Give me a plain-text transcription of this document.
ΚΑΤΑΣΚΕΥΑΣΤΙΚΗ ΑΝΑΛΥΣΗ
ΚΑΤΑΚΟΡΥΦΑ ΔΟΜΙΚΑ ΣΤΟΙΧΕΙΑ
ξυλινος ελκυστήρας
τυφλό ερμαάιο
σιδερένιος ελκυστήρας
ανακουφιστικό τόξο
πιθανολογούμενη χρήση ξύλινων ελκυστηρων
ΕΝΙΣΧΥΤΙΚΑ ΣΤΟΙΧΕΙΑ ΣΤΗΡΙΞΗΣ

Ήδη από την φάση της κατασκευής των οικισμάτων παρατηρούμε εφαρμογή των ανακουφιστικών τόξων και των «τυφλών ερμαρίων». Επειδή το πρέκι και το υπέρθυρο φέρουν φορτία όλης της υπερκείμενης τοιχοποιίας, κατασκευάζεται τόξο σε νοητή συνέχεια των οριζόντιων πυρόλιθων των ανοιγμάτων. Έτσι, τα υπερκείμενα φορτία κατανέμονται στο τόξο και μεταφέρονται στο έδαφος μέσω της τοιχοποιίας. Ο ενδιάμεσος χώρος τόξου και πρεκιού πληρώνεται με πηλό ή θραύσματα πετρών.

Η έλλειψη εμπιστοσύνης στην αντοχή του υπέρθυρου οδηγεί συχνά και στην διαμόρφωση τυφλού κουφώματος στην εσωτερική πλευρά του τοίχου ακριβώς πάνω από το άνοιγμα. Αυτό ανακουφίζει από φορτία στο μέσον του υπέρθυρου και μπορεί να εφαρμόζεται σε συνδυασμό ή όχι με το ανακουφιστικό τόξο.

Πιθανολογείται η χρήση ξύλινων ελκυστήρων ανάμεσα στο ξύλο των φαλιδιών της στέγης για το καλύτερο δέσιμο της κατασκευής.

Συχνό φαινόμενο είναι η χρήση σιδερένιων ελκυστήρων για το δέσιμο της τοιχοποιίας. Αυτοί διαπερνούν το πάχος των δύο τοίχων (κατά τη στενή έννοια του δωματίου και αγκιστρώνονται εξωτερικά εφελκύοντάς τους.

■ What is asked: Above are some records. Print them all exactly.

■ Solution to the exercise:
Give me a plain-text transcription of this document.
ΚΑΤΑΣΚΕΥΑΣΤΙΚΗ ΑΝΑΛΥΣΗ
ΚΑΤΑΚΟΡΥΦΑ ΔΟΜΙΚΑ ΣΤΟΙΧΕΙΑ
ξυλινος ελκυστήρας
τυφλό ερμαάιο
σιδερένιος ελκυστήρας
ανακουφιστικό τόξο
πιθανολογούμενη χρήση ξύλινων ελκυστηρων
ΕΝΙΣΧΥΤΙΚΑ ΣΤΟΙΧΕΙΑ ΣΤΗΡΙΞΗΣ

Ήδη από την φάση της κατασκευής των οικισμάτων παρατηρούμε εφαρμογή των ανακουφιστικών τόξων και των «τυφλών ερμαρίων». Επειδή το πρέκι και το υπέρθυρο φέρουν φορτία όλης της υπερκείμενης τοιχοποιίας, κατασκευάζεται τόξο σε νοητή συνέχεια των οριζόντιων πυρόλιθων των ανοιγμάτων. Έτσι, τα υπερκείμενα φορτία κατανέμονται στο τόξο και μεταφέρονται στο έδαφος μέσω της τοιχοποιίας. Ο ενδιάμεσος χώρος τόξου και πρεκιού πληρώνεται με πηλό ή θραύσματα πετρών.

Η έλλειψη εμπιστοσύνης στην αντοχή του υπέρθυρου οδηγεί συχνά και στην διαμόρφωση τυφλού κουφώματος στην εσωτερική πλευρά του τοίχου ακριβώς πάνω από το άνοιγμα. Αυτό ανακουφίζει από φορτία στο μέσον του υπέρθυρου και μπορεί να εφαρμόζεται σε συνδυασμό ή όχι με το ανακουφιστικό τόξο.

Πιθανολογείται η χρήση ξύλινων ελκυστήρων ανάμεσα στο ξύλο των φαλιδιών της στέγης για το καλύτερο δέσιμο της κατασκευής.

Συχνό φαινόμενο είναι η χρήση σιδερένιων ελκυστήρων για το δέσιμο της τοιχοποιίας. Αυτοί διαπερνούν το πάχος των δύο τοίχων (κατά τη στενή έννοια του δωματίου και αγκιστρώνονται εξωτερικά εφελκύοντάς τους.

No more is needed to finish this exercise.